• **Task brief**: In the material below, identify each line bearing the word "this". Reproduce those lines.

• **Entries supplied**:

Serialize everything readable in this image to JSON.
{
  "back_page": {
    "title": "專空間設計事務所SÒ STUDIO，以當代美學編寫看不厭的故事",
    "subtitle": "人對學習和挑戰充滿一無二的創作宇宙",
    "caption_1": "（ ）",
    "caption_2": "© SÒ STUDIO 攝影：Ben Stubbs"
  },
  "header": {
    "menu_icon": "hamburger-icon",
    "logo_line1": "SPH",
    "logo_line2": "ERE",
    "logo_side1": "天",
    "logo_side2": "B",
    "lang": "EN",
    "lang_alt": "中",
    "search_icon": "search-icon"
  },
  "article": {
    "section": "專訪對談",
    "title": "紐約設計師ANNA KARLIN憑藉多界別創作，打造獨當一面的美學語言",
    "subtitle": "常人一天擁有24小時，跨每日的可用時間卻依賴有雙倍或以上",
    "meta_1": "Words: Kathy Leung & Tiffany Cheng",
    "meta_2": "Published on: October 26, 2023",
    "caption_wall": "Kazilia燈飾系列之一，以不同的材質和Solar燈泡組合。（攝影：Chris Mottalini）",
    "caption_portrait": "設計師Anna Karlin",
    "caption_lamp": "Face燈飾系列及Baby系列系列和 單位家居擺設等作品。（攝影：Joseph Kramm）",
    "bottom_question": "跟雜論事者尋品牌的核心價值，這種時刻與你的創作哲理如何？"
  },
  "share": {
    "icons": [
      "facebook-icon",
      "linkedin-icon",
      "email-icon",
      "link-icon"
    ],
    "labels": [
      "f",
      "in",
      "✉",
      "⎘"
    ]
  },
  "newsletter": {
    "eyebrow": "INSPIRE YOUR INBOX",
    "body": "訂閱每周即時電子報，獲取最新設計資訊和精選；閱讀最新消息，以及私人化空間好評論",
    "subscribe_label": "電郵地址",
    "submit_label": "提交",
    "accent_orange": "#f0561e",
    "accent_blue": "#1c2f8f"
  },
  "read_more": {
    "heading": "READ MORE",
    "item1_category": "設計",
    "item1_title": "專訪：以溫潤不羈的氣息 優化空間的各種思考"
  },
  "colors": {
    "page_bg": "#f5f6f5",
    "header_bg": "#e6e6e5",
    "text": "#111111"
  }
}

---

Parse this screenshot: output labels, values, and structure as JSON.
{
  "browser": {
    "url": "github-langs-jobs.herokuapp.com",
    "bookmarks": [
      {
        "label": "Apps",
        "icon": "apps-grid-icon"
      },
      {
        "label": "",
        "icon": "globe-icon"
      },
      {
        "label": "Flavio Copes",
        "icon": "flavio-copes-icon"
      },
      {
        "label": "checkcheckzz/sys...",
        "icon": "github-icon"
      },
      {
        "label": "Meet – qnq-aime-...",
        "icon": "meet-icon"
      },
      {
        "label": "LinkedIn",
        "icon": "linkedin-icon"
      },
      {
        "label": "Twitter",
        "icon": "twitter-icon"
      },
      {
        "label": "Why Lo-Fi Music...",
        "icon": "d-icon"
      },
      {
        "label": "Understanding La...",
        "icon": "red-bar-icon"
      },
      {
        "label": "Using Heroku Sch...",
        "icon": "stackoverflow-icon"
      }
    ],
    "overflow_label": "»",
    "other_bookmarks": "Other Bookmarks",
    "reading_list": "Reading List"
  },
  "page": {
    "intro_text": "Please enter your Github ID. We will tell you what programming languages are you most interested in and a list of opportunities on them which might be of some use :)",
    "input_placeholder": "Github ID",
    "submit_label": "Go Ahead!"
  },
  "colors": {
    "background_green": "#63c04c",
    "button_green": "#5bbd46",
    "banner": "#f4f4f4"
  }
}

==

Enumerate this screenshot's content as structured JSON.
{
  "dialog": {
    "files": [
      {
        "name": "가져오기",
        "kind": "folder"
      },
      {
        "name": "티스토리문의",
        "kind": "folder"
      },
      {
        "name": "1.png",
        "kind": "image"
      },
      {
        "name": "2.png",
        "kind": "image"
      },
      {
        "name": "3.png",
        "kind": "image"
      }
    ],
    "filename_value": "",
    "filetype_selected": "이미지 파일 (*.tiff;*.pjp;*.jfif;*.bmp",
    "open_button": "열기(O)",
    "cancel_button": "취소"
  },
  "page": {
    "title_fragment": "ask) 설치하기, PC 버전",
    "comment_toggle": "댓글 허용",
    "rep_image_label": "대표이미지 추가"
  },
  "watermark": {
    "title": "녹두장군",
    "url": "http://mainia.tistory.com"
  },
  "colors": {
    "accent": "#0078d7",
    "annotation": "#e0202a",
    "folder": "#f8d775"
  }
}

• **Worked solution**:
Serialize everything readable in this image to JSON.
Parse this screenshot: output labels, values, and structure as JSON.
Enumerate this screenshot's content as structured JSON.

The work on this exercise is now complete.